- PROBLEM REQUIREMENTS:
The required answer is the count of lines in the records that contain "divide", with no other text.

- DATASET EXTRACT:

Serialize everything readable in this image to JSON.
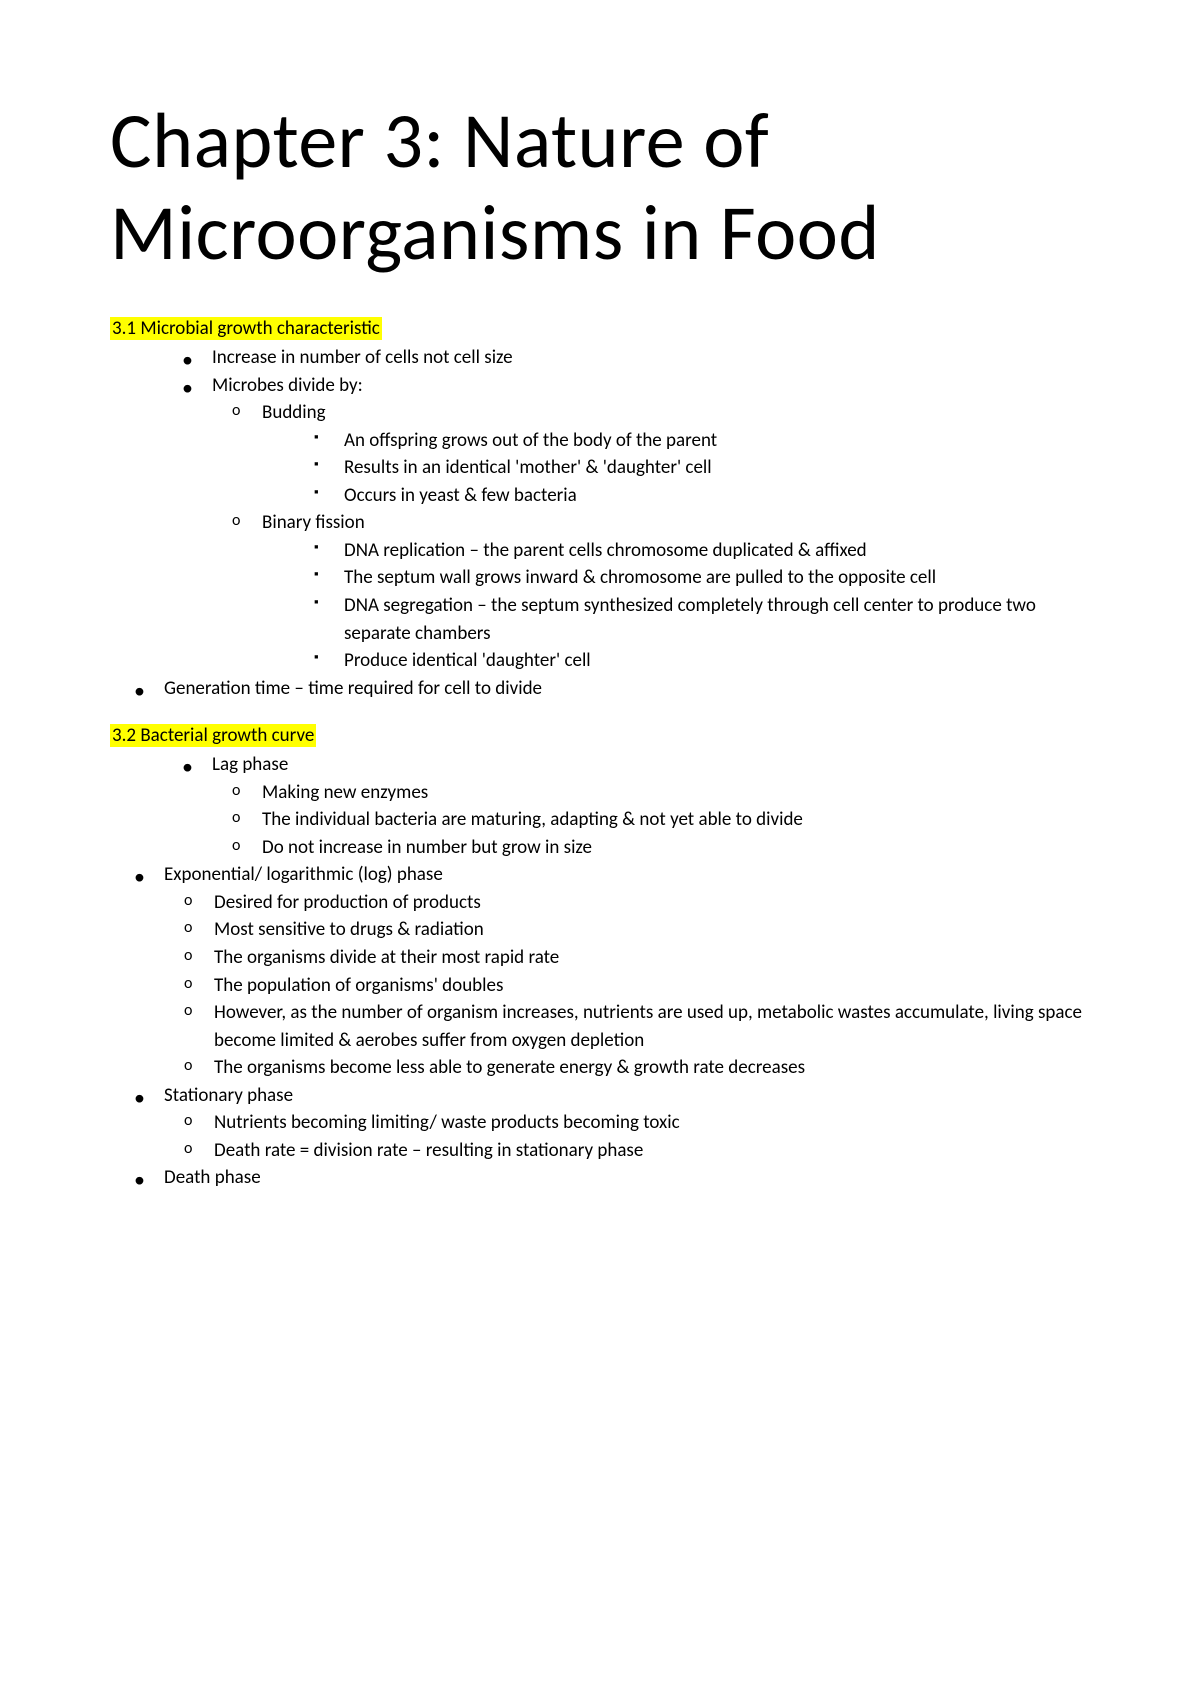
{
  "title": "Chapter 3: Nature of Microorganisms in Food",
  "section31": {
    "heading": "3.1  Microbial growth characteristic",
    "b1": "Increase in number of cells not cell size",
    "b2": "Microbes divide by:",
    "b2a": "Budding",
    "b2a1": "An offspring grows out of the body of the parent",
    "b2a2": "Results in an identical 'mother' & 'daughter' cell",
    "b2a3": "Occurs in yeast & few bacteria",
    "b2b": "Binary fission",
    "b2b1": "DNA replication – the parent cells chromosome duplicated & affixed",
    "b2b2": "The septum wall grows inward & chromosome are pulled to the opposite cell",
    "b2b3": "DNA segregation – the septum synthesized completely through cell center to produce two separate chambers",
    "b2b4": "Produce identical 'daughter' cell",
    "b3": "Generation time – time required for cell to divide"
  },
  "section32": {
    "heading": "3.2  Bacterial growth curve",
    "b1": "Lag phase",
    "b1a": "Making new enzymes",
    "b1b": "The individual bacteria are maturing, adapting & not yet able to divide",
    "b1c": "Do not increase in number but grow in size",
    "b2": "Exponential/ logarithmic (log) phase",
    "b2a": "Desired for production of products",
    "b2b": "Most sensitive to drugs & radiation",
    "b2c": "The organisms divide at their most rapid rate",
    "b2d": "The population of organisms' doubles",
    "b2e": "However, as the number of organism increases, nutrients are used up, metabolic wastes accumulate, living space become limited & aerobes suffer from oxygen depletion",
    "b2f": "The organisms become less able to generate energy & growth rate decreases",
    "b3": "Stationary phase",
    "b3a": "Nutrients becoming limiting/ waste products becoming toxic",
    "b3b": "Death rate = division rate – resulting in stationary phase",
    "b4": "Death phase"
  },
  "colors": {
    "highlight": "#ffff00",
    "text": "#000000",
    "background": "#ffffff"
  },
  "typography": {
    "title_fontsize": 78,
    "body_fontsize": 19,
    "font_family": "Calibri"
  }
}
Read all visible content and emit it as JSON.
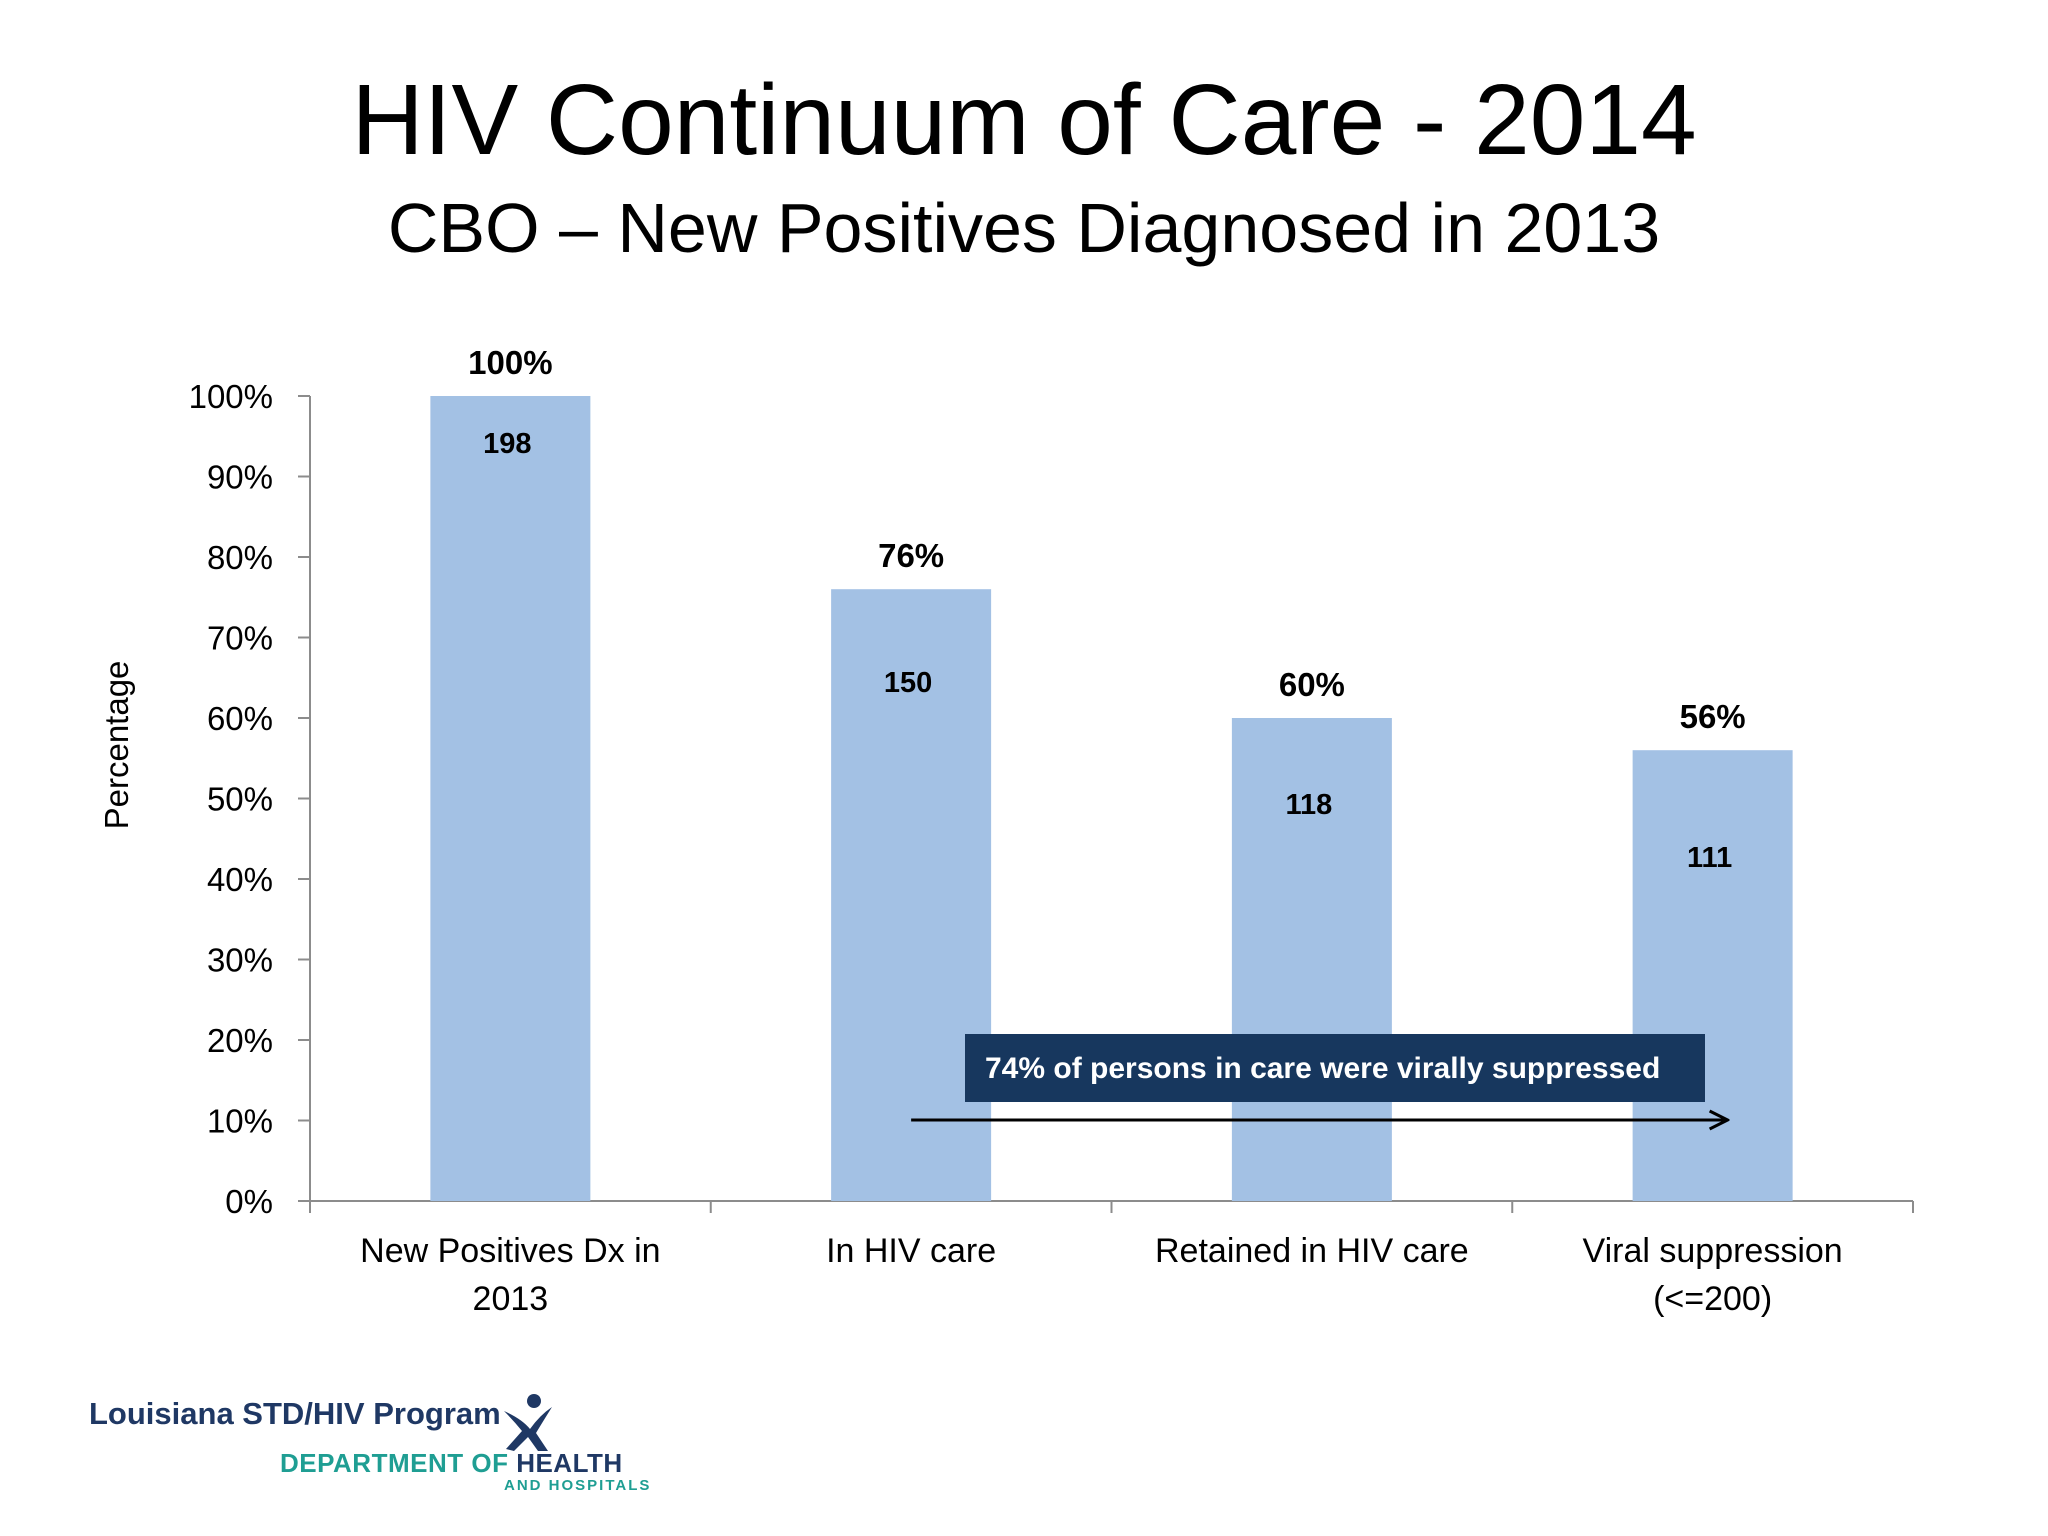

- WRITTEN REPLY:
4